WORK TO BE COMPLETED
Filter out everything except lines holding "Swiss".

SUPPLIED DATA
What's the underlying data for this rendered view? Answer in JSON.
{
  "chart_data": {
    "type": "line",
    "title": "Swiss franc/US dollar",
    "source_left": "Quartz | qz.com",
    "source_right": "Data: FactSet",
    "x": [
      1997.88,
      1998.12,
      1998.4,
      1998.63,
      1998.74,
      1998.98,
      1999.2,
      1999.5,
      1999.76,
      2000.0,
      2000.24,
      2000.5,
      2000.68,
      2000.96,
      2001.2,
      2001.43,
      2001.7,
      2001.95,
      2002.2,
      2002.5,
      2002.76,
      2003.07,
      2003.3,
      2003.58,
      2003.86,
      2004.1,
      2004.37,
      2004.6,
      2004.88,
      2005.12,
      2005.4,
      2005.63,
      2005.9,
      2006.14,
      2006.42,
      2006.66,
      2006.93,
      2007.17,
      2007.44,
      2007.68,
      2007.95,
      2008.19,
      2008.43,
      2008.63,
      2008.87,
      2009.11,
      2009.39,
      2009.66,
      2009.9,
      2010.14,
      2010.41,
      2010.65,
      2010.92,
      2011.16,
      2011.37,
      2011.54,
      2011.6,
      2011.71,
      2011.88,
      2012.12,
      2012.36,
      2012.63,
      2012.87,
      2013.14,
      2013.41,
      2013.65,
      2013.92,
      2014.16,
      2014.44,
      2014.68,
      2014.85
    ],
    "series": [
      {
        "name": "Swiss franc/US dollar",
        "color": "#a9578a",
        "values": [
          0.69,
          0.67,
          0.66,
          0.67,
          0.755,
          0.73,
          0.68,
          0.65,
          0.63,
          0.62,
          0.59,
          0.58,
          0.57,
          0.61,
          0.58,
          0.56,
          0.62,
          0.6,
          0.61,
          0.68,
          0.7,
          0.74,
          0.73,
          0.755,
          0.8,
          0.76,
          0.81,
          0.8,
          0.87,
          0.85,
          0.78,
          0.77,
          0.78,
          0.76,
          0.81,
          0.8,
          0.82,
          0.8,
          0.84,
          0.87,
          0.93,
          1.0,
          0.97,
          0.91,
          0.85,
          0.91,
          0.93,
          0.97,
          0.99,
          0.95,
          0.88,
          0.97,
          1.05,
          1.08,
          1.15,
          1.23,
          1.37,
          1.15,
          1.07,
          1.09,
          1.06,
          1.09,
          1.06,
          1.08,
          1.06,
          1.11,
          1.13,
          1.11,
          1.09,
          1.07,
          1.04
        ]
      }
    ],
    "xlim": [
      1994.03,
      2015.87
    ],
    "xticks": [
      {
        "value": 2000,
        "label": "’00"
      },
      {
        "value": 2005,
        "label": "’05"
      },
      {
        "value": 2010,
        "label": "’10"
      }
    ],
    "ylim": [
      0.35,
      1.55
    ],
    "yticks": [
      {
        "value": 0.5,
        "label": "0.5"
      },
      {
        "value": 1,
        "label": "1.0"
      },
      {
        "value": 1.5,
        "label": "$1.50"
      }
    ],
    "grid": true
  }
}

RESULT FOR THIS TASK
    "title": "Swiss franc/US dollar",
        "name": "Swiss franc/US dollar",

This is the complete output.